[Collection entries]
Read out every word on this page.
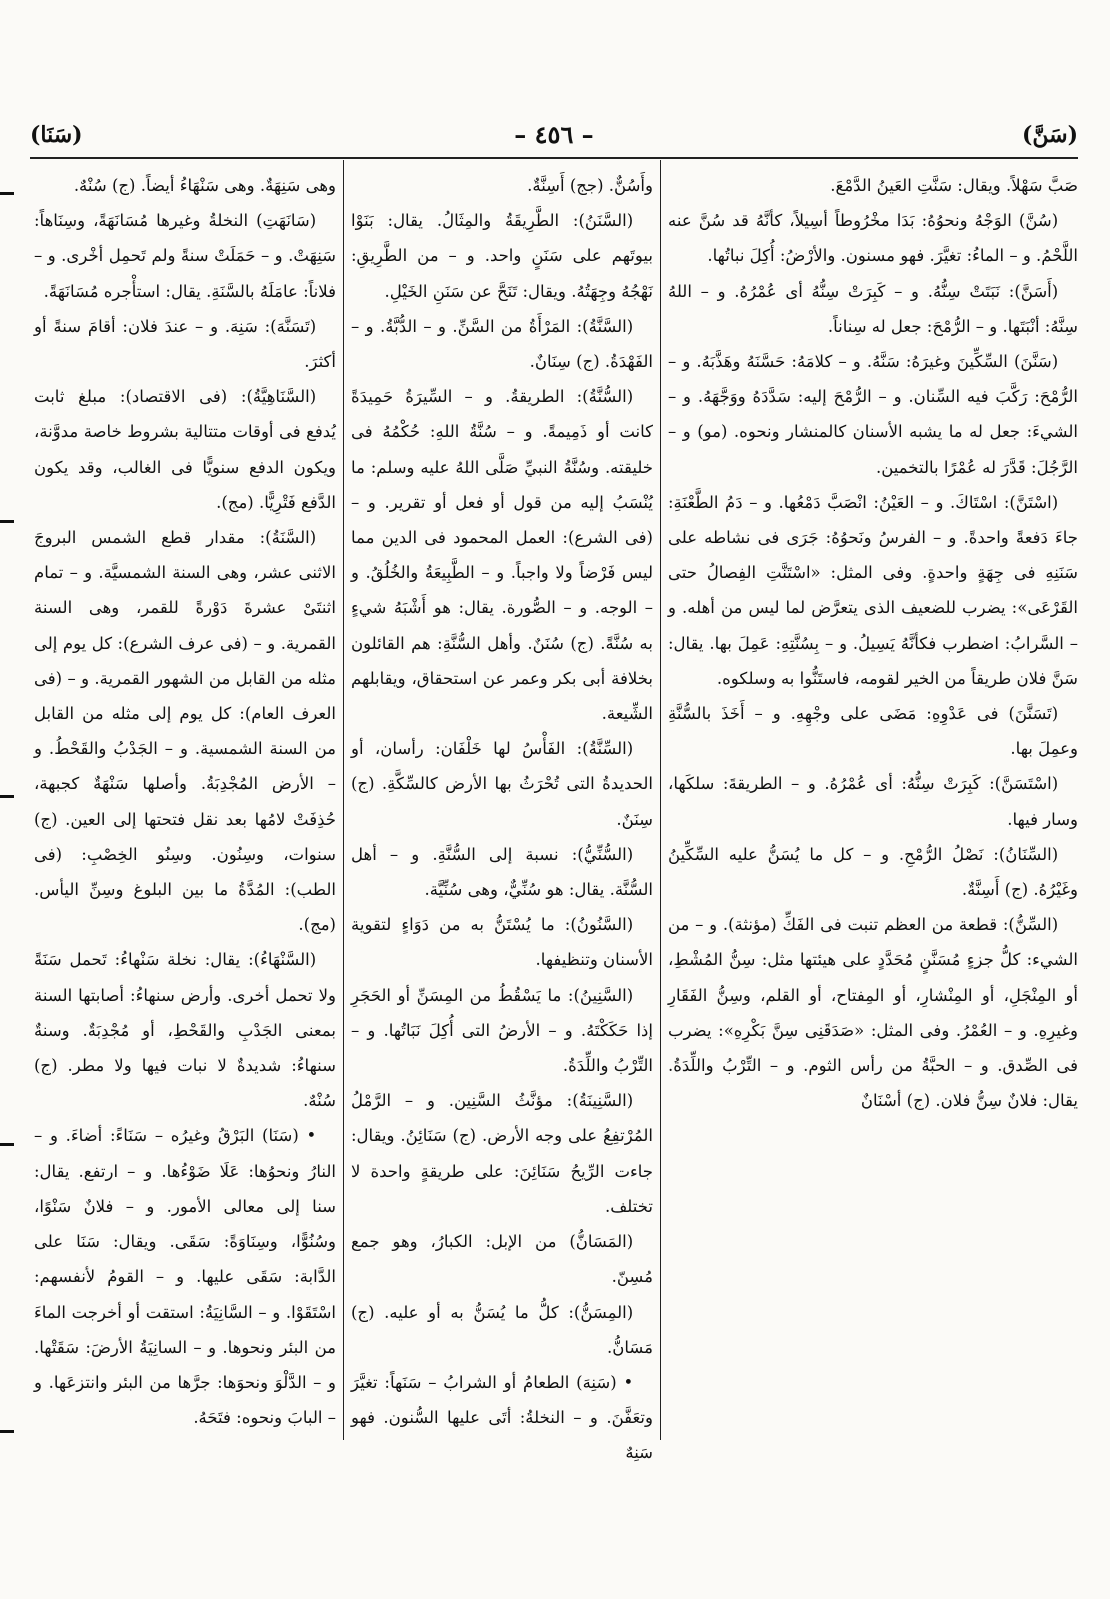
(سَنَّ)
– ٤٥٦ –
(سَنَا)

صَبَّ سَهْلاً. ويقال: سَنَّتِ العَينُ الدَّمْعَ.

(سُنَّ) الوَجْهُ ونحوُهُ: بَدَا مخْرُوطاً أسِيلاً، كأنَّهُ قد سُنَّ عنه اللَّحْمُ. و – الماءُ: تغيَّرَ. فهو مسنون. والأرْضُ: أُكِلَ نباتُها.

(أَسَنَّ): نَبَتَتْ سِنُّهُ. و – كَبِرَتْ سِنُّهُ أى عُمْرُهُ. و – اللهُ سِنَّهُ: أنْبَتَها. و – الرُّمْحَ: جعل له سِناناً.

(سَنَّنَ) السِّكِّينَ وغيرَهُ: سَنَّهُ. و – كلامَهُ: حَسَّنَهُ وهَذَّبَهُ. و – الرُّمْحَ: رَكَّبَ فيه السِّنان. و – الرُّمْحَ إليه: سَدَّدَهُ ووَجَّهَهُ. و – الشيءَ: جعل له ما يشبه الأسنان كالمنشار ونحوه. (مو) و – الرَّجُلَ: قَدَّرَ له عُمْرًا بالتخمين.

(اسْتَنَّ): اسْتَاكَ. و – العَيْنُ: انْصَبَّ دَمْعُها. و – دَمُ الطَّعْنَةِ: جاءَ دَفعةً واحدةً. و – الفرسُ ونَحوُهُ: جَرَى فى نشاطه على سَنَنِهِ فى جِهَةٍ واحدةٍ. وفى المثل: «اسْتَنَّتِ الفِصالُ حتى القَرْعَى»: يضرب للضعيف الذى يتعرَّض لما ليس من أهله. و – السَّرابُ: اضطرب فكأنَّهُ يَسِيلُ. و – بِسُنَّتِهِ: عَمِلَ بها. يقال: سَنَّ فلان طريقاً من الخير لقومه، فاستَنُّوا به وسلكوه.

(تَسَنَّنَ) فى عَدْوِهِ: مَضَى على وجْهِهِ. و – أَخَذَ بالسُّنَّةِ وعمِلَ بها.

(اسْتَسَنَّ): كَبِرَتْ سِنُّهُ: أى عُمْرُهُ. و – الطريقةَ: سلكَها، وسار فيها.

(السِّنَانُ): نَصْلُ الرُّمْحِ. و – كل ما يُسَنُّ عليه السِّكِّينُ وغَيْرُهُ. (ج) أَسِنَّةٌ.

(السِّنُّ): قطعة من العظم تنبت فى الفَكِّ (مؤنثة). و – من الشيء: كلُّ جزءٍ مُسَنَّنٍ مُحَدَّدٍ على هيئتها مثل: سِنُّ المُشْطِ، أو المِنْجَلِ، أو المِنْشارِ، أو المِفتاح، أو القلم، وسِنُّ الفَقَارِ وغيرِهِ. و – العُمْرُ. وفى المثل: «صَدَقَنِى سِنَّ بَكْرِهِ»: يضرب فى الصِّدق. و – الحبَّةُ من رأس الثوم. و – التِّرْبُ واللِّدَةُ. يقال: فلانٌ سِنُّ فلان. (ج) أسْنَانٌ

وأَسُنٌّ. (جج) أَسِنَّةٌ.

(السَّنَنُ): الطَّرِيقَةُ والمِثَالُ. يقال: بَنَوْا بيوتَهم على سَنَنٍ واحد. و – من الطَّرِيقِ: نَهْجُهُ وجِهَتُهُ. ويقال: تَنَحَّ عن سَنَنِ الخَيْلِ.

(السَّنَّةُ): المَرْأَةُ من السَّنِّ. و – الدُّبَّةُ. و – الفَهْدَةُ. (ج) سِنَانٌ.

(السُّنَّةُ): الطريقةُ. و – السِّيرَةُ حَمِيدَةً كانت أو ذَمِيمةً. و – سُنَّةُ اللهِ: حُكْمُهُ فى خليقته. وسُنَّةُ النبيِّ صَلَّى اللهُ عليه وسلم: ما يُنْسَبُ إليه من قول أو فعل أو تقرير. و – (فى الشرع): العمل المحمود فى الدين مما ليس فَرْضاً ولا واجباً. و – الطَّبِيعَةُ والخُلُقُ. و – الوجه. و – الصُّورة. يقال: هو أَشْبَهُ شيءٍ به سُنَّةً. (ج) سُنَنٌ. وأهل السُّنَّةِ: هم القائلون بخلافة أبى بكر وعمر عن استحقاق، ويقابلهم الشِّيعة.

(السِّنَّةُ): الفَأْسُ لها خَلْفَان: رأسان، أو الحديدةُ التى تُحْرَثُ بها الأرض كالسِّكَّةِ. (ج) سِنَنٌ.

(السُّنِّيُّ): نسبة إلى السُّنَّةِ. و – أهل السُّنَّة. يقال: هو سُنِّيٌّ، وهى سُنِّيَّة.

(السَّنُونُ): ما يُسْتَنُّ به من دَوَاءٍ لتقوية الأسنان وتنظيفها.

(السَّنِينُ): ما يَسْقُطُ من المِسَنِّ أو الحَجَرِ إذا حَكَكْتَهُ. و – الأرضُ التى أُكِلَ نَبَاتُها. و – التِّرْبُ واللِّدَةُ.

(السَّنِينَةُ): مؤنَّثُ السَّنِين. و – الرَّمْلُ المُرْتفِعُ على وجه الأرض. (ج) سَنَائِنُ. ويقال: جاءت الرِّيحُ سَنَائِنَ: على طريقةٍ واحدة لا تختلف.

(المَسَانُّ) من الإبل: الكبارُ، وهو جمع مُسِنّ.

(المِسَنُّ): كلُّ ما يُسَنُّ به أو عليه. (ج) مَسَانُّ.

• (سَنِهَ) الطعامُ أو الشرابُ – سَنَهاً: تغيَّرَ وتعَفَّنَ. و – النخلةُ: أتَى عليها السُّنون. فهو سَنِهٌ

وهى سَنِهَةٌ. وهى سَنْهَاءُ أيضاً. (ج) سُنْهٌ.

(سَانَهَتِ) النخلةُ وغيرها مُسَانَهَةً، وسِنَاهاً: سَنِهَتْ. و – حَمَلَتْ سنةً ولم تَحمِل أخْرى. و – فلاناً: عامَلَهُ بالسَّنَةِ. يقال: استأْجره مُسَانَهَةً.

(تَسَنَّهَ): سَنِهَ. و – عندَ فلان: أقامَ سنةً أو أكثرَ.

(السَّنَاهِيَّةُ): (فى الاقتصاد): مبلغ ثابت يُدفع فى أوقات متتالية بشروط خاصة مدوَّنة، ويكون الدفع سنويًّا فى الغالب، وقد يكون الدَّفع فَتْرِيًّا. (مج).

(السَّنَةُ): مقدار قطع الشمس البروجَ الاثنى عشر، وهى السنة الشمسيَّة. و – تمام اثنتَىْ عشرةَ دَوْرةً للقمر، وهى السنة القمرية. و – (فى عرف الشرع): كل يوم إلى مثله من القابل من الشهور القمرية. و – (فى العرف العام): كل يوم إلى مثله من القابل من السنة الشمسية. و – الجَدْبُ والقَحْطُ. و – الأرض المُجْدِبَةُ. وأصلها سَنْهَةٌ كجبهة، حُذِفَتْ لامُها بعد نقل فتحتها إلى العين. (ج) سنوات، وسِنُون. وسِنُو الخِصْبِ: (فى الطب): المُدَّةُ ما بين البلوغ وسِنِّ اليأس. (مج).

(السَّنْهَاءُ): يقال: نخلة سَنْهاءُ: تَحمل سَنَةً ولا تحمل أخرى. وأرض سنهاءُ: أصابتها السنة بمعنى الجَدْبِ والقَحْطِ، أو مُجْدِبَةٌ. وسنةٌ سنهاءُ: شديدةٌ لا نبات فيها ولا مطر. (ج) سُنْهٌ.

• (سَنَا) البَرْقُ وغيرُه – سَنَاءً: أضاءَ. و – النارُ ونحوُها: عَلَا ضَوْءُها. و – ارتفع. يقال: سنا إلى معالى الأمور. و – فلانٌ سَنْوًا، وسُنُوًّا، وسِنَاوَةً: سَقَى. ويقال: سَنَا على الدَّابة: سَقَى عليها. و – القومُ لأنفسهم: اسْتَقَوْا. و – السَّانِيَةُ: استقت أو أخرجت الماءَ من البئر ونحوها. و – السانِيَةُ الأرضَ: سَقَتْها. و – الدَّلْوَ ونحوَها: جرَّها من البئر وانتزعَها. و – البابَ ونحوه: فتَحَهُ.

• _WHAT TO DO_: Where a line of the material above holds the string "النخلة", copy that line.

• _TASK RESULT_:
• (سَنِهَ) الطعامُ أو الشرابُ – سَنَهاً: تغيَّرَ وتعَفَّنَ. و – النخلةُ: أتَى عليها السُّنون. فهو سَنِهٌ
(سَانَهَتِ) النخلةُ وغيرها مُسَانَهَةً، وسِنَاهاً: سَنِهَتْ. و – حَمَلَتْ سنةً ولم تَحمِل أخْرى. و – فلاناً: عامَلَهُ بالسَّنَةِ. يقال: استأْجره مُسَانَهَةً.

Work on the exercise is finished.